Which lines hold the word "MENA"? Copy each of them from the material.

(Records from a collection of figures)
.....

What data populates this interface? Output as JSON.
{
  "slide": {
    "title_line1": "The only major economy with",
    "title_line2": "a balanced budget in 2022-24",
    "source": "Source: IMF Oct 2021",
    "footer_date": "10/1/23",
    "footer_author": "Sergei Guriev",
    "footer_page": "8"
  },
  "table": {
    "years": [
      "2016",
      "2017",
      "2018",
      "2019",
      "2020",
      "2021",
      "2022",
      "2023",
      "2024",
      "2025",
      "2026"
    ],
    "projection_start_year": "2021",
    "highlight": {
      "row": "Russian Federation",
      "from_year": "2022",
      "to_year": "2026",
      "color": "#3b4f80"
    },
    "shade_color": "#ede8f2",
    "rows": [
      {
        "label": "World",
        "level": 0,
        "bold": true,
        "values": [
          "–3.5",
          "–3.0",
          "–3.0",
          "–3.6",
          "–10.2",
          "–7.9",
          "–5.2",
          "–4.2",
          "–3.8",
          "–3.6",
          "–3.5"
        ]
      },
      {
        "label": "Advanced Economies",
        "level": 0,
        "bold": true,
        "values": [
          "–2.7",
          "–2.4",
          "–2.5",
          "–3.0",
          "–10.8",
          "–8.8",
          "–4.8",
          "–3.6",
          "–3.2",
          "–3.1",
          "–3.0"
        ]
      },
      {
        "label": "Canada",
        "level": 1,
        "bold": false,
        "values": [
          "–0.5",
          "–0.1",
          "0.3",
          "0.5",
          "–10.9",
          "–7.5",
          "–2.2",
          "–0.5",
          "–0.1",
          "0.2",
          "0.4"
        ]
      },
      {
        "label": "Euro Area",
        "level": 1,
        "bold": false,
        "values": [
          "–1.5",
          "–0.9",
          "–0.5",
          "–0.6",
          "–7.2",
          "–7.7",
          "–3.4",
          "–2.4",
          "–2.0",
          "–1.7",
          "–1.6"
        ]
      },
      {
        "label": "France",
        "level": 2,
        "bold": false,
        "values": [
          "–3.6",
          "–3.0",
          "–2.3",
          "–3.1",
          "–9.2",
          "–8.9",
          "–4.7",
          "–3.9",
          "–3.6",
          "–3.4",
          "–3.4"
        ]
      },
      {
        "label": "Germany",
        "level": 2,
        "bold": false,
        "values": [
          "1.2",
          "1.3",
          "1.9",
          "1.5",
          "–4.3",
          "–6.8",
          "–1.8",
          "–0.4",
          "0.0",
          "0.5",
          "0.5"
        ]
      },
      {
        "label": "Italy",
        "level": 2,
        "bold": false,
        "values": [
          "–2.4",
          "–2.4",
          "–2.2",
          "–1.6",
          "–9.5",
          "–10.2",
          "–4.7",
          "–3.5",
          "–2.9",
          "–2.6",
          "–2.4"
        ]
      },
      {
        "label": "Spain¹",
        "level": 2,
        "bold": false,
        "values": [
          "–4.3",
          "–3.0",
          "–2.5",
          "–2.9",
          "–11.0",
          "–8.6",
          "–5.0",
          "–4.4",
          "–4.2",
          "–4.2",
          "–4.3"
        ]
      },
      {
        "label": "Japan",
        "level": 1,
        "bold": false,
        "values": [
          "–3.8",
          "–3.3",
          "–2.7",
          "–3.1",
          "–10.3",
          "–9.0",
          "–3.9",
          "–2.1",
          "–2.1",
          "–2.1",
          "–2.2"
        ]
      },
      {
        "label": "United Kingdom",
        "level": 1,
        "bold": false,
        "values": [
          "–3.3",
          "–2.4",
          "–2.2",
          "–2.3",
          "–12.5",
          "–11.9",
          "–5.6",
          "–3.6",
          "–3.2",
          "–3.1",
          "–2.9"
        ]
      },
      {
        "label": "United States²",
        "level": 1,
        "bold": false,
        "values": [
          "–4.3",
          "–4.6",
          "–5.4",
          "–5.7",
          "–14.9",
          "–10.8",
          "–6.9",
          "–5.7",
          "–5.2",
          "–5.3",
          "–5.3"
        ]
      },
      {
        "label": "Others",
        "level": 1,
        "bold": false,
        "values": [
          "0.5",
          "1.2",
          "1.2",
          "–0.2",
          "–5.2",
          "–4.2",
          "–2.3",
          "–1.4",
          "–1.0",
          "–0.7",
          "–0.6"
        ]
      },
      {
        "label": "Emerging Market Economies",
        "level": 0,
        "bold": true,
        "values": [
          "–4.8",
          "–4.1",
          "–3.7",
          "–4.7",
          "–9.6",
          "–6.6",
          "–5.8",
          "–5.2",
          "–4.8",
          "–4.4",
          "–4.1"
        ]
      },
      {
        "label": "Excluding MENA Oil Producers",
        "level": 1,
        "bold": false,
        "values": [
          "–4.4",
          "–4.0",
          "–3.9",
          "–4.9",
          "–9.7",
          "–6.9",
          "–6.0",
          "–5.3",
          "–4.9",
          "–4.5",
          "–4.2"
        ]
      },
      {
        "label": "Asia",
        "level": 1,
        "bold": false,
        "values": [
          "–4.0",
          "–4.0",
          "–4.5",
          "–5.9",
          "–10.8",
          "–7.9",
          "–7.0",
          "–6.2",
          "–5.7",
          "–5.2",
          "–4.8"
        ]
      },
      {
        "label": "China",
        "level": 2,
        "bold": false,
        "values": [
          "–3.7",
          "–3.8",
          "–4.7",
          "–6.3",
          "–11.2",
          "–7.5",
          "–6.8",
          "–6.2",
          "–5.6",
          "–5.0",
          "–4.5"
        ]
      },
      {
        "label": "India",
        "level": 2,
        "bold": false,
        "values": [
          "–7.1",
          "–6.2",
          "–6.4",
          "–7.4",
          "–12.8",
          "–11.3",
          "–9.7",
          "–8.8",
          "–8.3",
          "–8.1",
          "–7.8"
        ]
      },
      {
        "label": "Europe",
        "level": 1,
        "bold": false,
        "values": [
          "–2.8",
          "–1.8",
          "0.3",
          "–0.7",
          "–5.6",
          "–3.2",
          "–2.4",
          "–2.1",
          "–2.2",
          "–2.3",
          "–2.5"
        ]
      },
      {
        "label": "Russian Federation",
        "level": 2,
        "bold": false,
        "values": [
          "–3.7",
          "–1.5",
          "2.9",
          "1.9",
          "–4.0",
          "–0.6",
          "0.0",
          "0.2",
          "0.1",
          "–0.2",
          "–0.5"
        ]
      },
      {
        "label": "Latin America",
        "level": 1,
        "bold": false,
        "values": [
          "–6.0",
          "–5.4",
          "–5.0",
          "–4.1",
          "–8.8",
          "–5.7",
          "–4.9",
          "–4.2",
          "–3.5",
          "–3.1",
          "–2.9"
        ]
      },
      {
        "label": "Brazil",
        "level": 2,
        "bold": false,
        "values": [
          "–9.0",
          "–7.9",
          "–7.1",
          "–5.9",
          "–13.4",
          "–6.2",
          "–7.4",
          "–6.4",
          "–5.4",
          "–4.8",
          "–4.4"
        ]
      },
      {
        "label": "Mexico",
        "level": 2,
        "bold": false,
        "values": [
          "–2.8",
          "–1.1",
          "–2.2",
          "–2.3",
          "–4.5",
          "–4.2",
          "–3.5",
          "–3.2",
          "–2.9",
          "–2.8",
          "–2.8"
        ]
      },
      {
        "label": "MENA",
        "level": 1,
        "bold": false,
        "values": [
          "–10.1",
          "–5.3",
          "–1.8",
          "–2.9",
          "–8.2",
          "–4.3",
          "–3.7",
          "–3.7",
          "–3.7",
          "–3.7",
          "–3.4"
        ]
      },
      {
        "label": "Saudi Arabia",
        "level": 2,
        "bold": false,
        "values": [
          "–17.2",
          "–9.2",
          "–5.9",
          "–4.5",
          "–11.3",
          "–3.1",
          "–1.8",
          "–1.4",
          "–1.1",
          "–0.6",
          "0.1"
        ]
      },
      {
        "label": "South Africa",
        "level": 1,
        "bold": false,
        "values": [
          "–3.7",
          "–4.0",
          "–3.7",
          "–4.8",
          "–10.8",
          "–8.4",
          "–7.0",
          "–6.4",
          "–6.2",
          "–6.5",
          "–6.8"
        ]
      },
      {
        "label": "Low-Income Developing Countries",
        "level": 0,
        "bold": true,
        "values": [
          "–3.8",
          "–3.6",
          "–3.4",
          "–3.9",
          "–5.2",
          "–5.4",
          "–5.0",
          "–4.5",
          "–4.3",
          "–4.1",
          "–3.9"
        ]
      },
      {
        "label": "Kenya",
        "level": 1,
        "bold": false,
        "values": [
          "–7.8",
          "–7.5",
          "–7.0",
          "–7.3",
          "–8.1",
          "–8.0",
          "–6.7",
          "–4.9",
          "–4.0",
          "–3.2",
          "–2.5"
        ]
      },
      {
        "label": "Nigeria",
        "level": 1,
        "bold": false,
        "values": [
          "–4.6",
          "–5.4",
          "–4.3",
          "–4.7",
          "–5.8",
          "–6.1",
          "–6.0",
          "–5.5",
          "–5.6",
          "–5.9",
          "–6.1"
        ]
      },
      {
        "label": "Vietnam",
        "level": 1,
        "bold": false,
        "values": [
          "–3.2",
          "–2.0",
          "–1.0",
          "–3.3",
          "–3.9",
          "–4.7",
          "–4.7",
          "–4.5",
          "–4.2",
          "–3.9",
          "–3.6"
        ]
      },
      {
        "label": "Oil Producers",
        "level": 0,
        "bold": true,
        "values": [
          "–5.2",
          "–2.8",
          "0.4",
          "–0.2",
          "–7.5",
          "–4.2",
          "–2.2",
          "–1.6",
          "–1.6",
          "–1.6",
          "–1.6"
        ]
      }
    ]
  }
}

.....

» **EXERCISE RESULT**
        "label": "Excluding MENA Oil Producers",
        "label": "MENA",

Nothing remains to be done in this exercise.